→ **EXERCISE PROMPT**: Return the complete listing that follows, with each line reproduced exactly.

━━━━━ MATERIAL FOR THIS EXERCISE

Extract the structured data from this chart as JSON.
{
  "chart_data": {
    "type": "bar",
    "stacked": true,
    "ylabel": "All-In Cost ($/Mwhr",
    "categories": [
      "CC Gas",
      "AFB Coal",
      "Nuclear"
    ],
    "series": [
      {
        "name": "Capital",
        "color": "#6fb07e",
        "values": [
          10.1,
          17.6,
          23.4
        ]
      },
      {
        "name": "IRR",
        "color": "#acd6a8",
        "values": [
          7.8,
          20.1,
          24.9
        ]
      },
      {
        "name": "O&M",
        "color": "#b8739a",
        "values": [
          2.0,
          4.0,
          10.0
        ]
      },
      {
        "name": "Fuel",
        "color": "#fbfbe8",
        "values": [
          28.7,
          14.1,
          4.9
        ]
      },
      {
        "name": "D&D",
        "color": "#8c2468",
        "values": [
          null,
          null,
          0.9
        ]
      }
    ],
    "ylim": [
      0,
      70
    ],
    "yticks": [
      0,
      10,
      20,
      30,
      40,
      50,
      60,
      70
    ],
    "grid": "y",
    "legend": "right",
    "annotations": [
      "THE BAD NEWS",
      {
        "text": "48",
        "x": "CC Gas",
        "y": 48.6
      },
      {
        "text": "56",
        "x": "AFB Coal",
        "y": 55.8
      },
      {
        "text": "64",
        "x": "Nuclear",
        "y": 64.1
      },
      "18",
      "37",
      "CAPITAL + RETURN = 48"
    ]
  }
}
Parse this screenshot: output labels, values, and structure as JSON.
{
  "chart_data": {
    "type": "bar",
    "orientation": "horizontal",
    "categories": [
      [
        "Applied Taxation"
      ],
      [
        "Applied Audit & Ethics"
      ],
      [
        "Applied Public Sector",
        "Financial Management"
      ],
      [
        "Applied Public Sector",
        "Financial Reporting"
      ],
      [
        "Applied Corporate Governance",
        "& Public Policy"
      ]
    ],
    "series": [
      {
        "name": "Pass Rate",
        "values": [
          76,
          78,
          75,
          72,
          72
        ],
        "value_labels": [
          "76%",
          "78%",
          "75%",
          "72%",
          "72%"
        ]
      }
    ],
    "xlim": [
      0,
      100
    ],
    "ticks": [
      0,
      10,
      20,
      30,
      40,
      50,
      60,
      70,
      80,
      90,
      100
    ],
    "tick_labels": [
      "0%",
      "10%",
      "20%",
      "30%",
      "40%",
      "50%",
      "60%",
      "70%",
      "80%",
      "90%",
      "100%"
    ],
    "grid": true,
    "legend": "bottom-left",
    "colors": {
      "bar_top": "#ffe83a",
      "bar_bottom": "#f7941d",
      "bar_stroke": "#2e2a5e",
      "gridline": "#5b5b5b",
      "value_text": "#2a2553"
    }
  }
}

━━━━━━━━━━

→ **PROBLEM SOLUTION**:
Extract the structured data from this chart as JSON.
{
  "chart_data": {
    "type": "bar",
    "stacked": true,
    "ylabel": "All-In Cost ($/Mwhr",
    "categories": [
      "CC Gas",
      "AFB Coal",
      "Nuclear"
    ],
    "series": [
      {
        "name": "Capital",
        "color": "#6fb07e",
        "values": [
          10.1,
          17.6,
          23.4
        ]
      },
      {
        "name": "IRR",
        "color": "#acd6a8",
        "values": [
          7.8,
          20.1,
          24.9
        ]
      },
      {
        "name": "O&M",
        "color": "#b8739a",
        "values": [
          2.0,
          4.0,
          10.0
        ]
      },
      {
        "name": "Fuel",
        "color": "#fbfbe8",
        "values": [
          28.7,
          14.1,
          4.9
        ]
      },
      {
        "name": "D&D",
        "color": "#8c2468",
        "values": [
          null,
          null,
          0.9
        ]
      }
    ],
    "ylim": [
      0,
      70
    ],
    "yticks": [
      0,
      10,
      20,
      30,
      40,
      50,
      60,
      70
    ],
    "grid": "y",
    "legend": "right",
    "annotations": [
      "THE BAD NEWS",
      {
        "text": "48",
        "x": "CC Gas",
        "y": 48.6
      },
      {
        "text": "56",
        "x": "AFB Coal",
        "y": 55.8
      },
      {
        "text": "64",
        "x": "Nuclear",
        "y": 64.1
      },
      "18",
      "37",
      "CAPITAL + RETURN = 48"
    ]
  }
}
Parse this screenshot: output labels, values, and structure as JSON.
{
  "chart_data": {
    "type": "bar",
    "orientation": "horizontal",
    "categories": [
      [
        "Applied Taxation"
      ],
      [
        "Applied Audit & Ethics"
      ],
      [
        "Applied Public Sector",
        "Financial Management"
      ],
      [
        "Applied Public Sector",
        "Financial Reporting"
      ],
      [
        "Applied Corporate Governance",
        "& Public Policy"
      ]
    ],
    "series": [
      {
        "name": "Pass Rate",
        "values": [
          76,
          78,
          75,
          72,
          72
        ],
        "value_labels": [
          "76%",
          "78%",
          "75%",
          "72%",
          "72%"
        ]
      }
    ],
    "xlim": [
      0,
      100
    ],
    "ticks": [
      0,
      10,
      20,
      30,
      40,
      50,
      60,
      70,
      80,
      90,
      100
    ],
    "tick_labels": [
      "0%",
      "10%",
      "20%",
      "30%",
      "40%",
      "50%",
      "60%",
      "70%",
      "80%",
      "90%",
      "100%"
    ],
    "grid": true,
    "legend": "bottom-left",
    "colors": {
      "bar_top": "#ffe83a",
      "bar_bottom": "#f7941d",
      "bar_stroke": "#2e2a5e",
      "gridline": "#5b5b5b",
      "value_text": "#2a2553"
    }
  }
}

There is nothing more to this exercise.